■ Exercise input
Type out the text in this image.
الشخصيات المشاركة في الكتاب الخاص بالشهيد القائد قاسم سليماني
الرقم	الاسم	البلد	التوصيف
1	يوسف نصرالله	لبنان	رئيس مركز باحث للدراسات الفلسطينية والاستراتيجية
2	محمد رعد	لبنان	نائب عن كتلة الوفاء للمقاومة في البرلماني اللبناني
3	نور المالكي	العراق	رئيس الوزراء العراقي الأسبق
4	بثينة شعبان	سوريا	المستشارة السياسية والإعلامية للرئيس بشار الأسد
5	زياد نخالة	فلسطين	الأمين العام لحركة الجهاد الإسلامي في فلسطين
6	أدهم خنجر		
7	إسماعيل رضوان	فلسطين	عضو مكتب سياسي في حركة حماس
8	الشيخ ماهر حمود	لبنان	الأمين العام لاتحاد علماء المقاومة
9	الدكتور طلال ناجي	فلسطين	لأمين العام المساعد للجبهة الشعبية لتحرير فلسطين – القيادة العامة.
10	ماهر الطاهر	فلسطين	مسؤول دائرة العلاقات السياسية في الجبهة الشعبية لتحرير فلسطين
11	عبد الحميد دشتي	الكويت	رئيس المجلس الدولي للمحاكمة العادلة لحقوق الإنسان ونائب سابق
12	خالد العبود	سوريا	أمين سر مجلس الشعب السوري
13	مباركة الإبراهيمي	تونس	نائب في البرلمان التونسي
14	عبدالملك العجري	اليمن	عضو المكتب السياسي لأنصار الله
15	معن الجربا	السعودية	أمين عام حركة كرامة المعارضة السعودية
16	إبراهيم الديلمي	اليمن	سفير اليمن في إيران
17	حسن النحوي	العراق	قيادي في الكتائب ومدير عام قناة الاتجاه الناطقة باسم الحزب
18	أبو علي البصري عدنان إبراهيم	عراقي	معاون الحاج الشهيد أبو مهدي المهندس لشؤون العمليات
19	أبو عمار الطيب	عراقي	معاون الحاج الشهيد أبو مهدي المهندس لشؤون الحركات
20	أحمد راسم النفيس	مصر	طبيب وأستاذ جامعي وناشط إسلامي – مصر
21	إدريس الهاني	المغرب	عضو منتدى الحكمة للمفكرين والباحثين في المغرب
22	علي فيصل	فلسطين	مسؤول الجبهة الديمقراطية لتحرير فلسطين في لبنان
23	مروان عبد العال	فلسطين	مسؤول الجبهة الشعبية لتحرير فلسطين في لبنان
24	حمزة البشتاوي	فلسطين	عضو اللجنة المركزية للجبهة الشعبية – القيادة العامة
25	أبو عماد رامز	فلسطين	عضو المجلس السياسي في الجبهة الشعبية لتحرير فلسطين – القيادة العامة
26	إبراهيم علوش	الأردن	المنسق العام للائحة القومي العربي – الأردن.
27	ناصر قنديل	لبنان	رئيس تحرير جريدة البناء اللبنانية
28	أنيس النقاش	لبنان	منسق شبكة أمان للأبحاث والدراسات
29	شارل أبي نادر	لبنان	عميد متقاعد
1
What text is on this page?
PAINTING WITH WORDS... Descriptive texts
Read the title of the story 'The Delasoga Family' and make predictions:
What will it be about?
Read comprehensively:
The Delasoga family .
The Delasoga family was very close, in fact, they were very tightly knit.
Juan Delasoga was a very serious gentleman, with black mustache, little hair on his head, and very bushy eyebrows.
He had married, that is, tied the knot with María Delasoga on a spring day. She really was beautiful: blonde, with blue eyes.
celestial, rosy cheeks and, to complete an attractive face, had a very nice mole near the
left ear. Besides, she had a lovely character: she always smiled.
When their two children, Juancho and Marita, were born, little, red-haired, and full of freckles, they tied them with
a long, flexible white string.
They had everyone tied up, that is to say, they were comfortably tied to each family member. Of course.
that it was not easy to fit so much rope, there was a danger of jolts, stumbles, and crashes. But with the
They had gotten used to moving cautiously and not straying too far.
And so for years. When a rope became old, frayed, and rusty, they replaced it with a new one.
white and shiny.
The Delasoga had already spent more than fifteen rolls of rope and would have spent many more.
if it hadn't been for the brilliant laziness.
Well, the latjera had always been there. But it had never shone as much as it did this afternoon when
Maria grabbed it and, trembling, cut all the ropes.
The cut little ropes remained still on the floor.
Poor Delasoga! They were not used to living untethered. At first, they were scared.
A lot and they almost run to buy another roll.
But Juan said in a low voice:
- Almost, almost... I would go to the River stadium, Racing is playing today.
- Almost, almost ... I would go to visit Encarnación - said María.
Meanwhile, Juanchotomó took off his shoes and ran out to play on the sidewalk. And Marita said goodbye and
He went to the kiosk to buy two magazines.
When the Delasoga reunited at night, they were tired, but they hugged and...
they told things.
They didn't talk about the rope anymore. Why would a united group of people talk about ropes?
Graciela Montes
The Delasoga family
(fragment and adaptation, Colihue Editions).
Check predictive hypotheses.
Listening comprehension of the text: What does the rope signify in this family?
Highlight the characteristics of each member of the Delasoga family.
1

■ Required work
State how many lines of the entries above include the word "ropes", offering no text other than the number.

■ Written response
3